* begin Listed records *

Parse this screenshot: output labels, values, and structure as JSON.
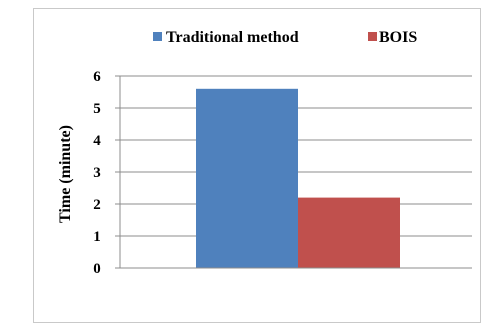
{
  "chart_data": {
    "type": "bar",
    "categories": [
      ""
    ],
    "series": [
      {
        "name": "Traditional method",
        "values": [
          5.6
        ],
        "color": "#4f81bd"
      },
      {
        "name": "BOIS",
        "values": [
          2.2
        ],
        "color": "#c0504d"
      }
    ],
    "title": "",
    "xlabel": "",
    "ylabel": "Time (minute)",
    "ylim": [
      0,
      6
    ],
    "yticks": [
      "0",
      "1",
      "2",
      "3",
      "4",
      "5",
      "6"
    ],
    "grid": true,
    "legend": "top"
  }
}
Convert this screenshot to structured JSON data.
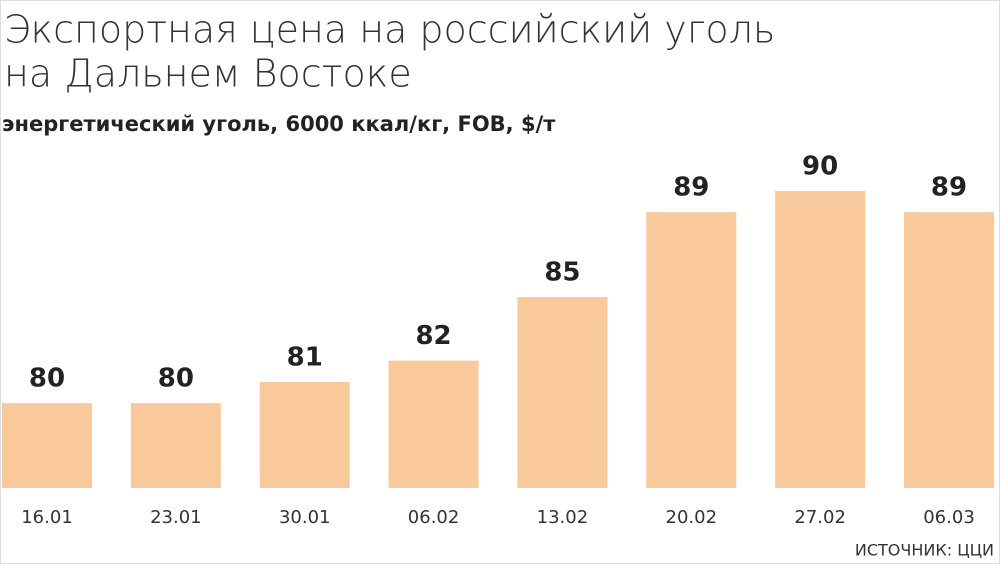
{
  "chart_data": {
    "type": "bar",
    "title": [
      "Экспортная цена на российский уголь",
      "на Дальнем Востоке"
    ],
    "subtitle": "энергетический уголь, 6000 ккал/кг, FOB, $/т",
    "categories": [
      "16.01",
      "23.01",
      "30.01",
      "06.02",
      "13.02",
      "20.02",
      "27.02",
      "06.03"
    ],
    "values": [
      80,
      80,
      81,
      82,
      85,
      89,
      90,
      89
    ],
    "color": "#f9c99b",
    "ylim": [
      76,
      90
    ],
    "source": "ИСТОЧНИК: ЦЦИ"
  }
}
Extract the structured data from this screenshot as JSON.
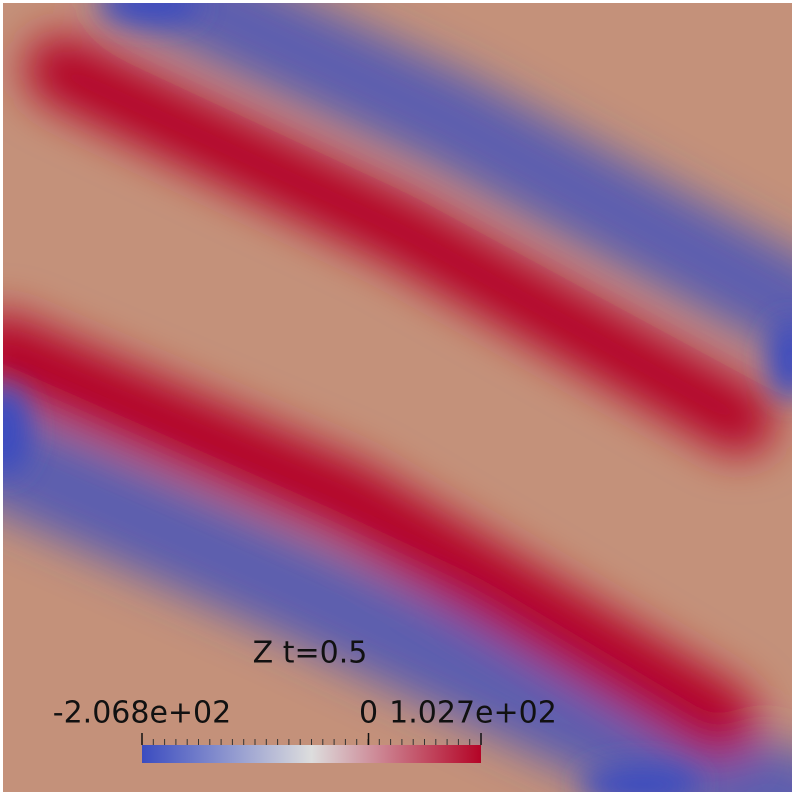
{
  "chart_data": {
    "type": "heatmap",
    "title": "Z  t=0.5",
    "background": "#c4917a",
    "colors": [
      "#3b4cc0",
      "#dddddd",
      "#b40426"
    ],
    "colorbar": {
      "lim": [
        -206.8,
        102.7
      ],
      "ticks": [
        {
          "value": -206.8,
          "label": "-2.068e+02"
        },
        0,
        {
          "value": 102.7,
          "label": "1.027e+02"
        }
      ]
    }
  }
}
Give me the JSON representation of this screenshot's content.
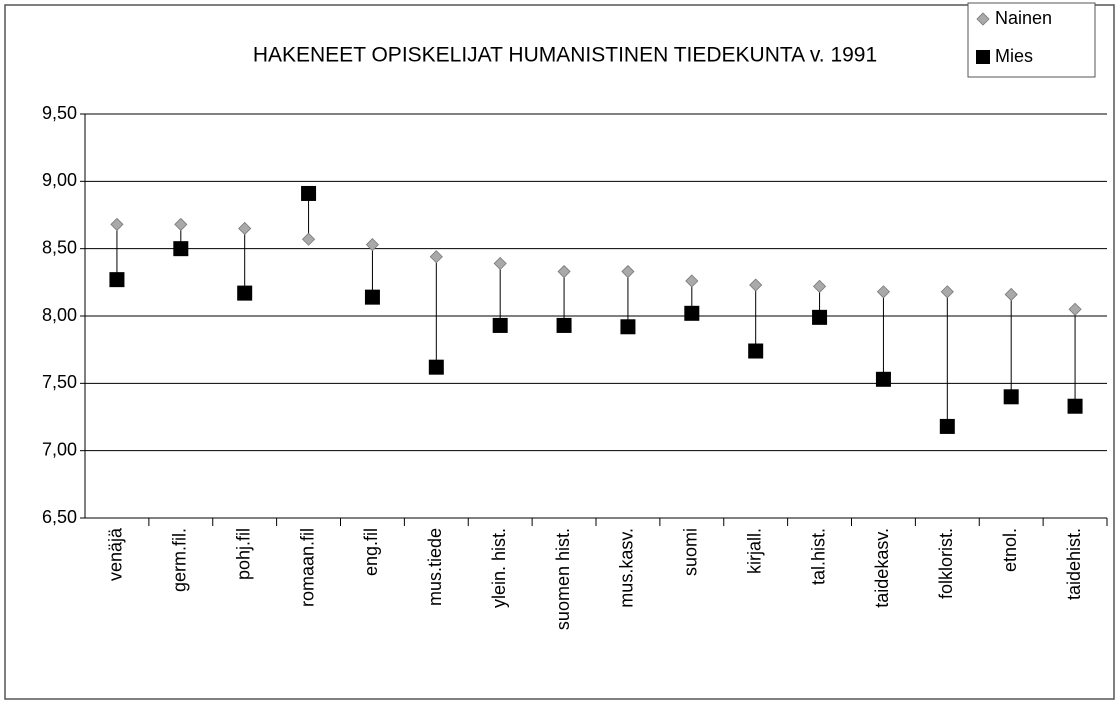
{
  "chart_data": {
    "type": "dot",
    "title": "HAKENEET OPISKELIJAT HUMANISTINEN TIEDEKUNTA v. 1991",
    "categories": [
      "venäjä",
      "germ.fil.",
      "pohj.fil",
      "romaan.fil",
      "eng.fil",
      "mus.tiede",
      "ylein. hist.",
      "suomen hist.",
      "mus.kasv.",
      "suomi",
      "kirjall.",
      "tal.hist.",
      "taidekasv.",
      "folklorist.",
      "etnol.",
      "taidehist."
    ],
    "series": [
      {
        "name": "Nainen",
        "color": "#a9a9a9",
        "marker": "diamond",
        "values": [
          8.68,
          8.68,
          8.65,
          8.57,
          8.53,
          8.44,
          8.39,
          8.33,
          8.33,
          8.26,
          8.23,
          8.22,
          8.18,
          8.18,
          8.16,
          8.05
        ]
      },
      {
        "name": "Mies",
        "color": "#000000",
        "marker": "square",
        "values": [
          8.27,
          8.5,
          8.17,
          8.91,
          8.14,
          7.62,
          7.93,
          7.93,
          7.92,
          8.02,
          7.74,
          7.99,
          7.53,
          7.18,
          7.4,
          7.33
        ]
      }
    ],
    "high_low_lines": true,
    "ylim": [
      6.5,
      9.5
    ],
    "yticks": [
      {
        "value": 6.5,
        "label": "6,50"
      },
      {
        "value": 7,
        "label": "7,00"
      },
      {
        "value": 7.5,
        "label": "7,50"
      },
      {
        "value": 8,
        "label": "8,00"
      },
      {
        "value": 8.5,
        "label": "8,50"
      },
      {
        "value": 9,
        "label": "9,00"
      },
      {
        "value": 9.5,
        "label": "9,50"
      }
    ],
    "grid": true,
    "legend": "top-right"
  }
}
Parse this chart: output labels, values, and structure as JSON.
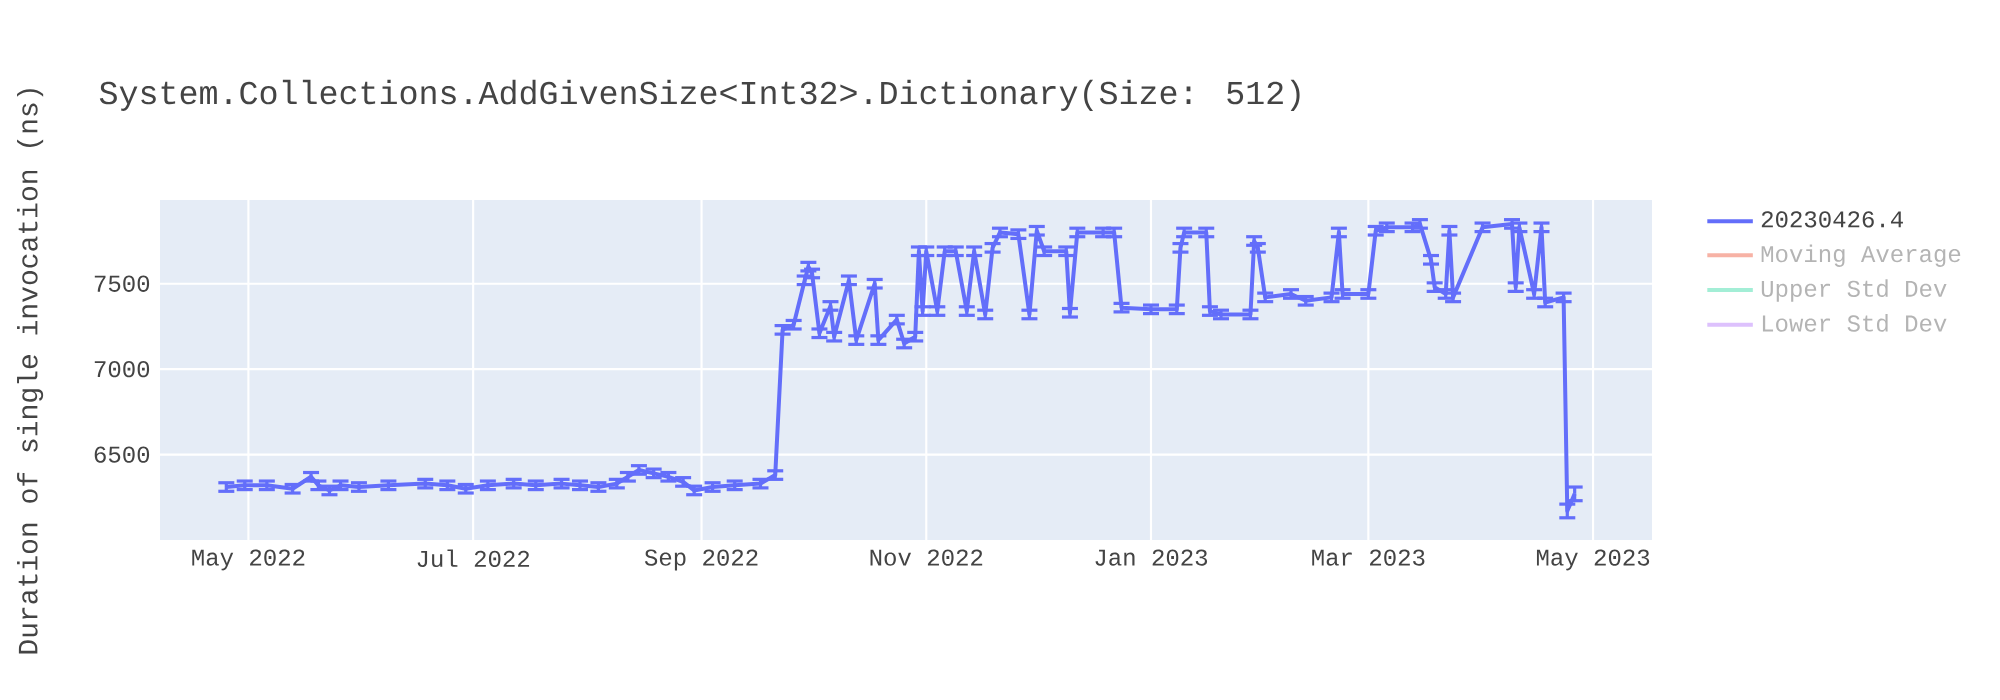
{
  "chart_data": {
    "type": "line",
    "title": "System.Collections.AddGivenSize<Int32>.Dictionary(Size: 512)",
    "ylabel": "Duration of single invocation (ns)",
    "x": [
      "2022-04-25",
      "2022-04-30",
      "2022-05-06",
      "2022-05-13",
      "2022-05-18",
      "2022-05-20",
      "2022-05-23",
      "2022-05-26",
      "2022-05-31",
      "2022-06-08",
      "2022-06-18",
      "2022-06-24",
      "2022-06-29",
      "2022-07-05",
      "2022-07-12",
      "2022-07-18",
      "2022-07-25",
      "2022-07-30",
      "2022-08-04",
      "2022-08-09",
      "2022-08-12",
      "2022-08-15",
      "2022-08-19",
      "2022-08-23",
      "2022-08-27",
      "2022-08-30",
      "2022-09-04",
      "2022-09-10",
      "2022-09-17",
      "2022-09-21",
      "2022-09-23",
      "2022-09-26",
      "2022-09-29",
      "2022-09-30",
      "2022-10-01",
      "2022-10-03",
      "2022-10-06",
      "2022-10-07",
      "2022-10-11",
      "2022-10-13",
      "2022-10-18",
      "2022-10-19",
      "2022-10-24",
      "2022-10-26",
      "2022-10-29",
      "2022-10-30",
      "2022-10-31",
      "2022-11-01",
      "2022-11-04",
      "2022-11-06",
      "2022-11-09",
      "2022-11-12",
      "2022-11-14",
      "2022-11-17",
      "2022-11-19",
      "2022-11-21",
      "2022-11-26",
      "2022-11-29",
      "2022-12-01",
      "2022-12-03",
      "2022-12-09",
      "2022-12-10",
      "2022-12-12",
      "2022-12-19",
      "2022-12-22",
      "2022-12-24",
      "2023-01-01",
      "2023-01-08",
      "2023-01-09",
      "2023-01-10",
      "2023-01-16",
      "2023-01-17",
      "2023-01-20",
      "2023-01-28",
      "2023-01-29",
      "2023-01-30",
      "2023-02-01",
      "2023-02-08",
      "2023-02-12",
      "2023-02-19",
      "2023-02-21",
      "2023-02-22",
      "2023-03-01",
      "2023-03-03",
      "2023-03-06",
      "2023-03-13",
      "2023-03-15",
      "2023-03-18",
      "2023-03-19",
      "2023-03-22",
      "2023-03-23",
      "2023-03-24",
      "2023-04-01",
      "2023-04-09",
      "2023-04-10",
      "2023-04-11",
      "2023-04-15",
      "2023-04-17",
      "2023-04-18",
      "2023-04-23",
      "2023-04-24",
      "2023-04-26"
    ],
    "series": [
      {
        "name": "20230426.4",
        "color": "#636efa",
        "values": [
          6310,
          6320,
          6320,
          6300,
          6370,
          6320,
          6290,
          6320,
          6310,
          6320,
          6330,
          6320,
          6300,
          6320,
          6330,
          6320,
          6330,
          6320,
          6310,
          6330,
          6370,
          6410,
          6390,
          6370,
          6340,
          6290,
          6310,
          6320,
          6330,
          6380,
          7230,
          7260,
          7520,
          7600,
          7560,
          7210,
          7370,
          7190,
          7520,
          7170,
          7500,
          7170,
          7290,
          7150,
          7190,
          7690,
          7340,
          7690,
          7340,
          7690,
          7690,
          7340,
          7690,
          7320,
          7710,
          7800,
          7790,
          7320,
          7810,
          7690,
          7690,
          7330,
          7800,
          7800,
          7800,
          7360,
          7350,
          7350,
          7710,
          7800,
          7800,
          7340,
          7320,
          7320,
          7750,
          7710,
          7420,
          7440,
          7400,
          7420,
          7800,
          7440,
          7440,
          7810,
          7830,
          7830,
          7850,
          7640,
          7480,
          7440,
          7810,
          7420,
          7830,
          7850,
          7480,
          7830,
          7440,
          7830,
          7390,
          7420,
          6170,
          6270
        ],
        "errors": [
          25,
          25,
          25,
          25,
          25,
          25,
          25,
          25,
          25,
          25,
          25,
          25,
          25,
          25,
          25,
          25,
          25,
          25,
          25,
          25,
          25,
          25,
          25,
          25,
          25,
          25,
          25,
          25,
          25,
          25,
          25,
          25,
          25,
          25,
          25,
          25,
          25,
          25,
          25,
          25,
          25,
          25,
          25,
          25,
          25,
          25,
          25,
          25,
          25,
          25,
          25,
          25,
          25,
          25,
          25,
          25,
          25,
          25,
          25,
          25,
          25,
          25,
          25,
          25,
          25,
          25,
          25,
          25,
          25,
          25,
          25,
          25,
          25,
          25,
          25,
          25,
          25,
          25,
          25,
          25,
          25,
          25,
          25,
          25,
          25,
          25,
          25,
          25,
          25,
          25,
          25,
          25,
          25,
          25,
          25,
          25,
          25,
          25,
          25,
          25,
          40,
          40
        ]
      },
      {
        "name": "Moving Average",
        "color": "#f7b2a5",
        "values": [
          null,
          null,
          null,
          null,
          null,
          null,
          null,
          null,
          null,
          null,
          null,
          null,
          null,
          null,
          null,
          null,
          null,
          null,
          null,
          null,
          null,
          null,
          null,
          null,
          null,
          null,
          null,
          null,
          null,
          null,
          null,
          null,
          null,
          null,
          null,
          null,
          null,
          null,
          null,
          null,
          null,
          null,
          null,
          null,
          null,
          null,
          null,
          null,
          null,
          null,
          null,
          null,
          null,
          null,
          null,
          null,
          null,
          null,
          null,
          null,
          null,
          null,
          null,
          null,
          null,
          null,
          null,
          null,
          null,
          null,
          null,
          null,
          null,
          null,
          null,
          null,
          null,
          null,
          null,
          null,
          null,
          null,
          null,
          null,
          null,
          null,
          null,
          null,
          null,
          null,
          null,
          null,
          null,
          null,
          null,
          null,
          null,
          null,
          null,
          null,
          null,
          null
        ]
      },
      {
        "name": "Upper Std Dev",
        "color": "#a3eed6",
        "values": [
          null,
          null,
          null,
          null,
          null,
          null,
          null,
          null,
          null,
          null,
          null,
          null,
          null,
          null,
          null,
          null,
          null,
          null,
          null,
          null,
          null,
          null,
          null,
          null,
          null,
          null,
          null,
          null,
          null,
          null,
          null,
          null,
          null,
          null,
          null,
          null,
          null,
          null,
          null,
          null,
          null,
          null,
          null,
          null,
          null,
          null,
          null,
          null,
          null,
          null,
          null,
          null,
          null,
          null,
          null,
          null,
          null,
          null,
          null,
          null,
          null,
          null,
          null,
          null,
          null,
          null,
          null,
          null,
          null,
          null,
          null,
          null,
          null,
          null,
          null,
          null,
          null,
          null,
          null,
          null,
          null,
          null,
          null,
          null,
          null,
          null,
          null,
          null,
          null,
          null,
          null,
          null,
          null,
          null,
          null,
          null,
          null,
          null,
          null,
          null,
          null,
          null
        ]
      },
      {
        "name": "Lower Std Dev",
        "color": "#ddc1fd",
        "values": [
          null,
          null,
          null,
          null,
          null,
          null,
          null,
          null,
          null,
          null,
          null,
          null,
          null,
          null,
          null,
          null,
          null,
          null,
          null,
          null,
          null,
          null,
          null,
          null,
          null,
          null,
          null,
          null,
          null,
          null,
          null,
          null,
          null,
          null,
          null,
          null,
          null,
          null,
          null,
          null,
          null,
          null,
          null,
          null,
          null,
          null,
          null,
          null,
          null,
          null,
          null,
          null,
          null,
          null,
          null,
          null,
          null,
          null,
          null,
          null,
          null,
          null,
          null,
          null,
          null,
          null,
          null,
          null,
          null,
          null,
          null,
          null,
          null,
          null,
          null,
          null,
          null,
          null,
          null,
          null,
          null,
          null,
          null,
          null,
          null,
          null,
          null,
          null,
          null,
          null,
          null,
          null,
          null,
          null,
          null,
          null,
          null,
          null,
          null,
          null,
          null,
          null
        ]
      }
    ],
    "xlim": [
      "2022-04-07",
      "2023-05-17"
    ],
    "xticks": [
      {
        "value": "2022-05-01",
        "label": "May 2022"
      },
      {
        "value": "2022-07-01",
        "label": "Jul 2022"
      },
      {
        "value": "2022-09-01",
        "label": "Sep 2022"
      },
      {
        "value": "2022-11-01",
        "label": "Nov 2022"
      },
      {
        "value": "2023-01-01",
        "label": "Jan 2023"
      },
      {
        "value": "2023-03-01",
        "label": "Mar 2023"
      },
      {
        "value": "2023-05-01",
        "label": "May 2023"
      }
    ],
    "ylim": [
      6000,
      7990
    ],
    "yticks": [
      6500,
      7000,
      7500
    ],
    "grid": true,
    "legend": "right"
  }
}
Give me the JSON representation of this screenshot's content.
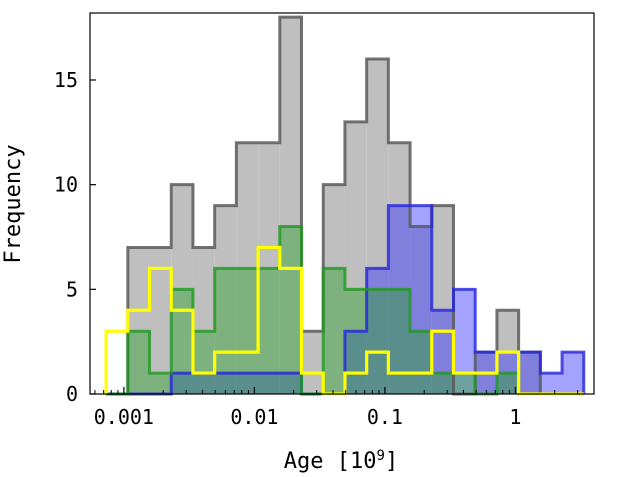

* end Listed records *

Which lines include the word "Parse"? Copy every one of them.

- _Solution for this problem_:
Parse this screenshot: output labels, values, and structure as JSON.
Parse this chart: output labels, values, and structure as JSON.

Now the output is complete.